• [取り組む課題]: 次の日記の全文を一字一句変えずに書き写してください。

------ 文書の一部 ------

生まれたてのこじか日記

短期記憶がすぐ消える暇人の肉体から乖離して独立した“書き手”という非実在存在の備忘録 この内容が本当か嘘かは“書き手”自身にも分からない

思考の氾濫

 分かる。自分の脳味噌では必要な思考に辿り着けないということを。能力が不足しているということを。

分かった。今までの人生は、その不足によりうまくいかなかったということが。

 

 

 現実の私を知る人には信じられないことかもしれないけれど、これでも私は常に最善を尽くしてきたつもりではあるのだ。いや、自信を持って言える、私はその瞬間の私の出来る範囲に置いて、最善の選択をし続けてきた、と。

 だから、現状以下のifはあっても、現状以上の可能性はない。この現状が、今の私が選べる中で最も良い結末だった。失敗も成功(そんなものはなかったが)も、すべて起こるべくして起こったものだ。

 最善よりも善いものはない。最善を尽くしてきた私には、“これ以上”なんてどこにもなかった。

 

 私に何が起きたか?私が何をしたか?

曖昧なままにしてきた現実が明確になった/現実を他ならぬ私が明確にした。

------ 抜粋データ ------

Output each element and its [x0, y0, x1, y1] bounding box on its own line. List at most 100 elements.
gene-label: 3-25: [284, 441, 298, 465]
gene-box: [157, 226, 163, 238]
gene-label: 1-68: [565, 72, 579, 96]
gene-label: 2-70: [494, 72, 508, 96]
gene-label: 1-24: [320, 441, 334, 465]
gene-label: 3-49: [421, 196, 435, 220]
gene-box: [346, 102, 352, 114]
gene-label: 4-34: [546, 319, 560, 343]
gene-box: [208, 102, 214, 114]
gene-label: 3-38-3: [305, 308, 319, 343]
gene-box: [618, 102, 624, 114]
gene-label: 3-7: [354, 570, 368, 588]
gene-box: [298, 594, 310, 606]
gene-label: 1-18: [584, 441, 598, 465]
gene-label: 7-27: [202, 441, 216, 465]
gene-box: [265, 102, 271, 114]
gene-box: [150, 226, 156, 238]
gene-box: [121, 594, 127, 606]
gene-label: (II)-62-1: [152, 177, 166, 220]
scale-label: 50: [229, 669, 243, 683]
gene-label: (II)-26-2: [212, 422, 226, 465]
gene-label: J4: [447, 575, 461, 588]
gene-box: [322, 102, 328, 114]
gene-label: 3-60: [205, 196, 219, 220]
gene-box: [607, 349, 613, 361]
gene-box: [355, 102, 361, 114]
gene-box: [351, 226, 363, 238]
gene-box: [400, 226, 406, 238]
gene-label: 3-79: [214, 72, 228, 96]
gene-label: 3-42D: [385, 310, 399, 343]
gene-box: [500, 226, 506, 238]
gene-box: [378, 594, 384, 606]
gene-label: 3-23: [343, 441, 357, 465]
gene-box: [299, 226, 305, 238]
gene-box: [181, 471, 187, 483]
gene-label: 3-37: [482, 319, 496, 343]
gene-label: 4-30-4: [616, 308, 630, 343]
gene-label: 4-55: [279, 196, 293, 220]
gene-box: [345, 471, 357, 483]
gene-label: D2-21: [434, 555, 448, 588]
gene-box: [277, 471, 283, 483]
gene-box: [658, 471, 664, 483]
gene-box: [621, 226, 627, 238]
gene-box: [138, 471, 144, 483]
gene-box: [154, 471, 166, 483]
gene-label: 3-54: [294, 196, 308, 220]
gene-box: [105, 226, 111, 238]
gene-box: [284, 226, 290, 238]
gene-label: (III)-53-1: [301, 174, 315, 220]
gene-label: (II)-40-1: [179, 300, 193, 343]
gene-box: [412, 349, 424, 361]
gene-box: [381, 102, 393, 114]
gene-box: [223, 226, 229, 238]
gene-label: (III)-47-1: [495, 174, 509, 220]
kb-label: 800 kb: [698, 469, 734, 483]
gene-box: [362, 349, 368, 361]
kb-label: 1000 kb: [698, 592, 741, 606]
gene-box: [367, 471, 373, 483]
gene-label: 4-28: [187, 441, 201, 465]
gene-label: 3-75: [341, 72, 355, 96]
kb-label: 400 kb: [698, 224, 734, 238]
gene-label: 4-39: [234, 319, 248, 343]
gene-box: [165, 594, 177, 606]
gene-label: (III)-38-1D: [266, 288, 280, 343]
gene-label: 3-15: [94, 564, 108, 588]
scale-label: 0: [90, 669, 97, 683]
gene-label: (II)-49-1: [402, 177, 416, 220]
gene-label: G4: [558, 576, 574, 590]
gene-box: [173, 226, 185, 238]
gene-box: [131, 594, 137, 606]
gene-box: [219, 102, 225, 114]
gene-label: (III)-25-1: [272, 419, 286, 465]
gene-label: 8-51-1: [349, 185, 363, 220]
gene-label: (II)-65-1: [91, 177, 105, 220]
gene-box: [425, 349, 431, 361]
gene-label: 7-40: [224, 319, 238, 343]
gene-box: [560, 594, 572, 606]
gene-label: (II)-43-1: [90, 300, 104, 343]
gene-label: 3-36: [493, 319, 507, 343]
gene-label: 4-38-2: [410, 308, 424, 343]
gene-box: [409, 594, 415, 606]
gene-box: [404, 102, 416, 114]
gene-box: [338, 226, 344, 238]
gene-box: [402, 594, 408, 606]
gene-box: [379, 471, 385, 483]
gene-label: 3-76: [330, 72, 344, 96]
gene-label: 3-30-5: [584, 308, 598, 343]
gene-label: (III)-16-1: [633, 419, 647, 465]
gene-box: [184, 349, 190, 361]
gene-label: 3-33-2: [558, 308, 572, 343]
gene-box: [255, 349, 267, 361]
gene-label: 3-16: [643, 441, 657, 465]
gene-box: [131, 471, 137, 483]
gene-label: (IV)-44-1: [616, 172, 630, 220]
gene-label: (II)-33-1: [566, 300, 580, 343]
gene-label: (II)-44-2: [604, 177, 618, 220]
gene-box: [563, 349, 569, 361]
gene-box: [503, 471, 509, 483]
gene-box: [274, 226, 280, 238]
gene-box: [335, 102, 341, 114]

------

• [解答例]:
生まれたてのこじか日記

短期記憶がすぐ消える暇人の肉体から乖離して独立した“書き手”という非実在存在の備忘録 この内容が本当か嘘かは“書き手”自身にも分からない

思考の氾濫

 分かる。自分の脳味噌では必要な思考に辿り着けないということを。能力が不足しているということを。

分かった。今までの人生は、その不足によりうまくいかなかったということが。

 

 

 現実の私を知る人には信じられないことかもしれないけれど、これでも私は常に最善を尽くしてきたつもりではあるのだ。いや、自信を持って言える、私はその瞬間の私の出来る範囲に置いて、最善の選択をし続けてきた、と。

 だから、現状以下のifはあっても、現状以上の可能性はない。この現状が、今の私が選べる中で最も良い結末だった。失敗も成功(そんなものはなかったが)も、すべて起こるべくして起こったものだ。

 最善よりも善いものはない。最善を尽くしてきた私には、“これ以上”なんてどこにもなかった。

 

 私に何が起きたか?私が何をしたか?

曖昧なままにしてきた現実が明確になった/現実を他ならぬ私が明確にした。